> **SUPPLIED DATA**

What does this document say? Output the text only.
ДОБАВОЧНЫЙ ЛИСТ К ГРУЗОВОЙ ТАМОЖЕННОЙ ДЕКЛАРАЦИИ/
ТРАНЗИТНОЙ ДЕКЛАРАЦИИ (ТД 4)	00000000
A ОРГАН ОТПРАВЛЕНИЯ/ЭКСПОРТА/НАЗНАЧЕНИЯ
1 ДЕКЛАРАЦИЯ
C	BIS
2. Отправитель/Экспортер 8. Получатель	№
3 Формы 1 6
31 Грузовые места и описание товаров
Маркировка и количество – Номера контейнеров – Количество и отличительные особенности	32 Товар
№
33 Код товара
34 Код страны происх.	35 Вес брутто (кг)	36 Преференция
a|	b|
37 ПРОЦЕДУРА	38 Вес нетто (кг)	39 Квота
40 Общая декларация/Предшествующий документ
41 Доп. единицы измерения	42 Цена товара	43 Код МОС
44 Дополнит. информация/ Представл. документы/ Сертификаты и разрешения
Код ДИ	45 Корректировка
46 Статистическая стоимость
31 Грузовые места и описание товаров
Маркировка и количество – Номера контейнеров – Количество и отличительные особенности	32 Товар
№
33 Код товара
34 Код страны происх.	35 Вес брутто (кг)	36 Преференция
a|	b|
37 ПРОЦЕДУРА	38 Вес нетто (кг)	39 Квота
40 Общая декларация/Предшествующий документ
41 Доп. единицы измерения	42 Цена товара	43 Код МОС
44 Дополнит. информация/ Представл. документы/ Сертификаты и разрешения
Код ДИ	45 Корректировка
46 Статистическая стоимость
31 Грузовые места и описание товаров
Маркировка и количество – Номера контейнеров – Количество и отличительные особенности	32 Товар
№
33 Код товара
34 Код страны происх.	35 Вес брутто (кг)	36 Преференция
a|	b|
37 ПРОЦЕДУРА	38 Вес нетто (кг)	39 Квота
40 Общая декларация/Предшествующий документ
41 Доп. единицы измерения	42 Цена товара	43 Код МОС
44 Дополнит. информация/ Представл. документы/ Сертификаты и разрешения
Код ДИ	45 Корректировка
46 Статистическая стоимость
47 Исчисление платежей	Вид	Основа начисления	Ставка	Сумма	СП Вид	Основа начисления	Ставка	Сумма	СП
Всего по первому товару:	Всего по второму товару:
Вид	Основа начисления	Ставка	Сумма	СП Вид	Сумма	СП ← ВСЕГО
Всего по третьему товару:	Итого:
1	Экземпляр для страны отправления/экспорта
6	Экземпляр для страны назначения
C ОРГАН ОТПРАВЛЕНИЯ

> **WHAT YOU HAVE TO DO**
Search the data for the string "товару". List each line that has it.

> **THE OUTPUT**
Всего по первому товару:	Всего по второму товару:
Всего по третьему товару:	Итого:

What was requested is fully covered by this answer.